**Provided information:**

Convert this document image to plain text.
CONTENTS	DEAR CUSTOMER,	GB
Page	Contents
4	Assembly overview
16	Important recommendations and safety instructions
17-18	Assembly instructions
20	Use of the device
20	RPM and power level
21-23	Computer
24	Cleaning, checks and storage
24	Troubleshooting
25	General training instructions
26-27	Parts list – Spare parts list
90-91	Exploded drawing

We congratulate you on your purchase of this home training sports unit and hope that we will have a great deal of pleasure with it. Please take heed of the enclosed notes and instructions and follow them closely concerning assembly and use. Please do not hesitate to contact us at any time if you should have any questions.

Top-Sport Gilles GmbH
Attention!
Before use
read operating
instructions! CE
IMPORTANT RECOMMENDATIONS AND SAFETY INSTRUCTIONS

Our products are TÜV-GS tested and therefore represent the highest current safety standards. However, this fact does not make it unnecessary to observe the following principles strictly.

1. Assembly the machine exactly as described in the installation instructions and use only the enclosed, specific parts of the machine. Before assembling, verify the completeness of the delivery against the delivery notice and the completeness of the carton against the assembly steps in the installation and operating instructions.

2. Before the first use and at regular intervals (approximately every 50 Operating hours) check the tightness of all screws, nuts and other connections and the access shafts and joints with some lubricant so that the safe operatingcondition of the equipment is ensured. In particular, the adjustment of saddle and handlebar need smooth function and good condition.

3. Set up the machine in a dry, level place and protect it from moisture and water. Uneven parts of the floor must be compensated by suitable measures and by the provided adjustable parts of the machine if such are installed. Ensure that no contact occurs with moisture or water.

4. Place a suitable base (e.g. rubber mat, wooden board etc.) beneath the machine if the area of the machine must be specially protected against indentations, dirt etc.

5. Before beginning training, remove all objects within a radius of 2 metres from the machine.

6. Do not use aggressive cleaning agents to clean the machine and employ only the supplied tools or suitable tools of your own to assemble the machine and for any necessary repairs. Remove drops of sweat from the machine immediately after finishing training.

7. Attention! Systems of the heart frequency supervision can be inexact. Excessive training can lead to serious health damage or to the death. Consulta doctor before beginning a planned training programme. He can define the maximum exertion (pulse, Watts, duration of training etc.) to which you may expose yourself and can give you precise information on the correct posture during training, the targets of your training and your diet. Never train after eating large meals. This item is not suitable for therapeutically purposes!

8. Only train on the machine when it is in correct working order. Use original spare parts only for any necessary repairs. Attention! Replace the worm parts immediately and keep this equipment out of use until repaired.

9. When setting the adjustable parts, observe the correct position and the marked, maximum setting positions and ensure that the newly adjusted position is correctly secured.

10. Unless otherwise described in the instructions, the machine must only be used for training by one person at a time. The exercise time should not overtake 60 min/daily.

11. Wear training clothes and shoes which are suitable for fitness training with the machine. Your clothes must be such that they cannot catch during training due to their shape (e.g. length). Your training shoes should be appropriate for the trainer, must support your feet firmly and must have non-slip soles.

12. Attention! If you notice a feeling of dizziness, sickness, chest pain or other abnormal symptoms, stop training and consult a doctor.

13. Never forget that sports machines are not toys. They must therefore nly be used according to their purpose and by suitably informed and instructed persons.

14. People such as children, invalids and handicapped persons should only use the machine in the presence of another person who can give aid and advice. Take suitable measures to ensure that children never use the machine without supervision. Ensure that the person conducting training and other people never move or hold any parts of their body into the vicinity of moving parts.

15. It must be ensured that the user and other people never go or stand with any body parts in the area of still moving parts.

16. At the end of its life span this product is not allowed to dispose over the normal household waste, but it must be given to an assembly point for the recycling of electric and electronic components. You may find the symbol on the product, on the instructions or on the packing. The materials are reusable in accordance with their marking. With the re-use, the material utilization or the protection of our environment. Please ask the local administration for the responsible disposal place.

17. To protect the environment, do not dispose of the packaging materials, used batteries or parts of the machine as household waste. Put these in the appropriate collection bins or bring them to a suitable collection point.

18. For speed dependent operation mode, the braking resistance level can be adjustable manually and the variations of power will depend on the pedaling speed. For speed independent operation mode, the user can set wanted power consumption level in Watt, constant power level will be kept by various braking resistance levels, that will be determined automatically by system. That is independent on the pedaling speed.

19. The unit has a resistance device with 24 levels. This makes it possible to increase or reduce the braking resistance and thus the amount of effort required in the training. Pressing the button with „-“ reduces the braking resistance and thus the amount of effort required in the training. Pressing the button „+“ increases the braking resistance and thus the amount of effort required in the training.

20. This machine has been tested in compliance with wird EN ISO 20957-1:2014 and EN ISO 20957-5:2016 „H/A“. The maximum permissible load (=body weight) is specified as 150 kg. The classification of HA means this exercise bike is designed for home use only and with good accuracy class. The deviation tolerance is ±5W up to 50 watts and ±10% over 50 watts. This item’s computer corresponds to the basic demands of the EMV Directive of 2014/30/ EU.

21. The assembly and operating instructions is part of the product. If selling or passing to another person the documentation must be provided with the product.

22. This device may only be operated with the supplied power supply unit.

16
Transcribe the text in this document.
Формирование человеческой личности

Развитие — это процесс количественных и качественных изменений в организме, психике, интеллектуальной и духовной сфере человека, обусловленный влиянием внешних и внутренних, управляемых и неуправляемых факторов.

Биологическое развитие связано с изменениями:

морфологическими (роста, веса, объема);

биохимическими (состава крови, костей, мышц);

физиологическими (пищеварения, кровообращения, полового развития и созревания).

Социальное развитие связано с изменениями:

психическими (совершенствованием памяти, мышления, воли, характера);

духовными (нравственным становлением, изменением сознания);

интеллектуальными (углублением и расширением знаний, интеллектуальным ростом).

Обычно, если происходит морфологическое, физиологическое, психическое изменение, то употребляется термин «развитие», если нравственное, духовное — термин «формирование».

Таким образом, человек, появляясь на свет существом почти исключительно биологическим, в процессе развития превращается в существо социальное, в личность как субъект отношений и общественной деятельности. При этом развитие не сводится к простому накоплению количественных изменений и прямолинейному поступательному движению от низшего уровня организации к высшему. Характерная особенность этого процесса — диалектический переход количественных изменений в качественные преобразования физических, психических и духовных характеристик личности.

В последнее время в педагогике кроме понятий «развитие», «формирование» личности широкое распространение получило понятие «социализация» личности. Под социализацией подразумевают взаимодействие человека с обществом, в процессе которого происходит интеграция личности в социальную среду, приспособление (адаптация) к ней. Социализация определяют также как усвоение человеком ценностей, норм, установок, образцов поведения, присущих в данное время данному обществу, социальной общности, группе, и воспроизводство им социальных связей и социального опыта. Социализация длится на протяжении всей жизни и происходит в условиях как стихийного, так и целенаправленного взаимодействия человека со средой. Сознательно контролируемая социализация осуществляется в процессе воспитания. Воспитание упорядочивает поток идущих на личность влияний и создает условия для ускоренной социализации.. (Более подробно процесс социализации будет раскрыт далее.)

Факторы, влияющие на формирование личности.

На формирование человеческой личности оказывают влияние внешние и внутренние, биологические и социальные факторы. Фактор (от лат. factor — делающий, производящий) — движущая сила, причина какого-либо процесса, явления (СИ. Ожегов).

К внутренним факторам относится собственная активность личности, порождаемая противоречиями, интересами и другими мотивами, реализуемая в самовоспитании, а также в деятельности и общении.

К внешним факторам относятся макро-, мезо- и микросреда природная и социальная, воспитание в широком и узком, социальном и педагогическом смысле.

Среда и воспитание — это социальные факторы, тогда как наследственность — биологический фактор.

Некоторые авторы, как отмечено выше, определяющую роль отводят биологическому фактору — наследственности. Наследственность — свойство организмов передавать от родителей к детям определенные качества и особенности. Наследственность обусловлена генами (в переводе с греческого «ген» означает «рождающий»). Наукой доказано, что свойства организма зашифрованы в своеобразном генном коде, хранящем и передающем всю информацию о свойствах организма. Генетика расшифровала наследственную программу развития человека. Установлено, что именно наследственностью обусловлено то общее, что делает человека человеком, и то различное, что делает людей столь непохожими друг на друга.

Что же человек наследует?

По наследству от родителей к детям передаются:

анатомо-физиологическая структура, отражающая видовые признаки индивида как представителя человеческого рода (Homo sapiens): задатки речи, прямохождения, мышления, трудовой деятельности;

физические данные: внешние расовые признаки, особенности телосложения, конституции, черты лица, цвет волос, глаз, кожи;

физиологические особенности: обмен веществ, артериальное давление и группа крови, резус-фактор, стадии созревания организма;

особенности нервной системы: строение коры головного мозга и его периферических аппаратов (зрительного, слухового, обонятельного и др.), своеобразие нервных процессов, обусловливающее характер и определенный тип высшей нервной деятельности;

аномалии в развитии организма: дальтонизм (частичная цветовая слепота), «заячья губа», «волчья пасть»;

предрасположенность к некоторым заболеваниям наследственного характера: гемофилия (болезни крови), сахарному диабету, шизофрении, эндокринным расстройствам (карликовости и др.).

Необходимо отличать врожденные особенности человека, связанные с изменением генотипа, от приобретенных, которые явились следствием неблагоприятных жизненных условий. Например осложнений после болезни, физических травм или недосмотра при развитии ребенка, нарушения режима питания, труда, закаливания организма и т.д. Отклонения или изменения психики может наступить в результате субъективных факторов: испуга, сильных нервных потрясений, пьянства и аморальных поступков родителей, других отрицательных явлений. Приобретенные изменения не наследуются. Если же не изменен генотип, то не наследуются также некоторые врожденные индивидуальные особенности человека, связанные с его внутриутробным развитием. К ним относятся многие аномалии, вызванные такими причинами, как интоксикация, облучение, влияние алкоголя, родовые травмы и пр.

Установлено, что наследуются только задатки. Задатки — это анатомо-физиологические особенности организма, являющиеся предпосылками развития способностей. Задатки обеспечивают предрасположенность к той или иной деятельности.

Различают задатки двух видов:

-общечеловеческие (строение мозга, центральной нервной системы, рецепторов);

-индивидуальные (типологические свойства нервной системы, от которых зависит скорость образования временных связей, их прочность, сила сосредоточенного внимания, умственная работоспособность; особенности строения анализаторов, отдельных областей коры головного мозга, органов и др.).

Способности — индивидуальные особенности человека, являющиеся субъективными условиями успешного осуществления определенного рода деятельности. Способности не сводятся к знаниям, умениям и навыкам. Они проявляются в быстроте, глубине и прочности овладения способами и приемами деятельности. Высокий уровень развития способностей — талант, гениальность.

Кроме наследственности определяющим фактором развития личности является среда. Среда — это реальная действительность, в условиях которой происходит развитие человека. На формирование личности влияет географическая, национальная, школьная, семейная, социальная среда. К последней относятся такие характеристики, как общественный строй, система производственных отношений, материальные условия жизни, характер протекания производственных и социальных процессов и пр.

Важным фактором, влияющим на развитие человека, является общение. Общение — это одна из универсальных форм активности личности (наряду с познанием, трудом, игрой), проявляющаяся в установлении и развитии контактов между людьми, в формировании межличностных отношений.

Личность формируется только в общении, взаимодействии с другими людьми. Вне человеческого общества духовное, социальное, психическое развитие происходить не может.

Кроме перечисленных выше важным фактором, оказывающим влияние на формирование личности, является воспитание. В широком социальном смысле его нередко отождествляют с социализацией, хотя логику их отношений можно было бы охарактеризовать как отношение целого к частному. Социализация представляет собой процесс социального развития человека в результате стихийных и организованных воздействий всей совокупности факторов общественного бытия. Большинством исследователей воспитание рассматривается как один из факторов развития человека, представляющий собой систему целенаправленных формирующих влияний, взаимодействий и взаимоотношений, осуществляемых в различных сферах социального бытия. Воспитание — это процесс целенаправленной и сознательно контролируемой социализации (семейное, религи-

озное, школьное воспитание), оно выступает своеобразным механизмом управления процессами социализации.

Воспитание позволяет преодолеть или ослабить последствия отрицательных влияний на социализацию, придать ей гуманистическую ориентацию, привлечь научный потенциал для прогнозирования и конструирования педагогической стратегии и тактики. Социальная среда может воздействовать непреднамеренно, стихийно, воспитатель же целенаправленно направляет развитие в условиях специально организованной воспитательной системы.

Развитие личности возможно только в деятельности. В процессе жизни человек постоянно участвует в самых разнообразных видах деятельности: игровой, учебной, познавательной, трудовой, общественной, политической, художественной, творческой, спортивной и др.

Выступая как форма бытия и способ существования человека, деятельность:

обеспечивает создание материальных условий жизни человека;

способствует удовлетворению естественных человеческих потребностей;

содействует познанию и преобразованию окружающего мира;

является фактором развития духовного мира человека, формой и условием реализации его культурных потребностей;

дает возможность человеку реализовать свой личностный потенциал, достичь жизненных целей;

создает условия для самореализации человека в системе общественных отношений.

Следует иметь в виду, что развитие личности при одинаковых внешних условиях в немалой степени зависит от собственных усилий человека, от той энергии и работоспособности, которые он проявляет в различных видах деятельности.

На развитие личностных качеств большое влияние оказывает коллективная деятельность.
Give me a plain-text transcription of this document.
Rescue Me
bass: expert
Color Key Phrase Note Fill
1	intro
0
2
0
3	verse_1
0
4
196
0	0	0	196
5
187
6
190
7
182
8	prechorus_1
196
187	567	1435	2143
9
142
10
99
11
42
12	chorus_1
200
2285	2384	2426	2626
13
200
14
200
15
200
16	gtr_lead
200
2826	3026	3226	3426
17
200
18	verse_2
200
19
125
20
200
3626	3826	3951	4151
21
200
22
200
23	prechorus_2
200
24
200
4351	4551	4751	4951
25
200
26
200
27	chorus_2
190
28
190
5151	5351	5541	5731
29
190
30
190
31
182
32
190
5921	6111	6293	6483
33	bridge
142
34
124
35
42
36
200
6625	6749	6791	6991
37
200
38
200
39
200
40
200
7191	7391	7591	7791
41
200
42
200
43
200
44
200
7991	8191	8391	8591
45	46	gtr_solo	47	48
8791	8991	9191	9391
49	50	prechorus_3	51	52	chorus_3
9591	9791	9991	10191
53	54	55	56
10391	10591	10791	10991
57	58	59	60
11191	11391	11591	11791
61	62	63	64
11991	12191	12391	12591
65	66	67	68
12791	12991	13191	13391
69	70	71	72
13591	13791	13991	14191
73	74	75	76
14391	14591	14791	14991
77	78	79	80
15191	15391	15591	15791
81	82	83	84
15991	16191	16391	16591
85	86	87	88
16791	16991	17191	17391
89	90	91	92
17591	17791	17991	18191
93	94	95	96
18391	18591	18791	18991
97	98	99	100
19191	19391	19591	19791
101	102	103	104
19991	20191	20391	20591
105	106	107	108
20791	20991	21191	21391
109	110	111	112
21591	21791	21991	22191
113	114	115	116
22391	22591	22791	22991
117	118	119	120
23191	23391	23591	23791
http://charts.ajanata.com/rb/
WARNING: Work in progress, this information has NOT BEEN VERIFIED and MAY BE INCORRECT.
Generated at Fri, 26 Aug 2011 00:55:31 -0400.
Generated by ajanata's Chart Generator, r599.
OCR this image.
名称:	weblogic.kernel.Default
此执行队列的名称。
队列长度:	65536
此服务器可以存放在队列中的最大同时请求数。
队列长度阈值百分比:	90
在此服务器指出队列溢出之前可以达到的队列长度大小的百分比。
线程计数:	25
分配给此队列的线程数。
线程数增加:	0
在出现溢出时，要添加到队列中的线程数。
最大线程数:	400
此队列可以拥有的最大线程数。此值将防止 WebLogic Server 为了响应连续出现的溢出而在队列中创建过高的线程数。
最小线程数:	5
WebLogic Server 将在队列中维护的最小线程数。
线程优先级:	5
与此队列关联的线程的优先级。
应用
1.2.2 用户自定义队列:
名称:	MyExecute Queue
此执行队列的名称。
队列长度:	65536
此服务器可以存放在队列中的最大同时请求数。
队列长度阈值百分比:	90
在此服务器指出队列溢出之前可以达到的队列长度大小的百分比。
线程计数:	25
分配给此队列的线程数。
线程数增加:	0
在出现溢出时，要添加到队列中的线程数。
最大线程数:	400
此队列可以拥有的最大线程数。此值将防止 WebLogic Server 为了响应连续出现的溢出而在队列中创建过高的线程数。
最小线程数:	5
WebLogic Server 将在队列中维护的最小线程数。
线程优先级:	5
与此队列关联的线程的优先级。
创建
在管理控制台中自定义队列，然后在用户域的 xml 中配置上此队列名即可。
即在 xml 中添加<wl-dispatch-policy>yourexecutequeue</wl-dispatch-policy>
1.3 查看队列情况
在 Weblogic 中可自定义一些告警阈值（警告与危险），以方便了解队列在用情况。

**The problem:** Count the lines that hold the string "факторам", and reply with that number alone.

**Answer:** 2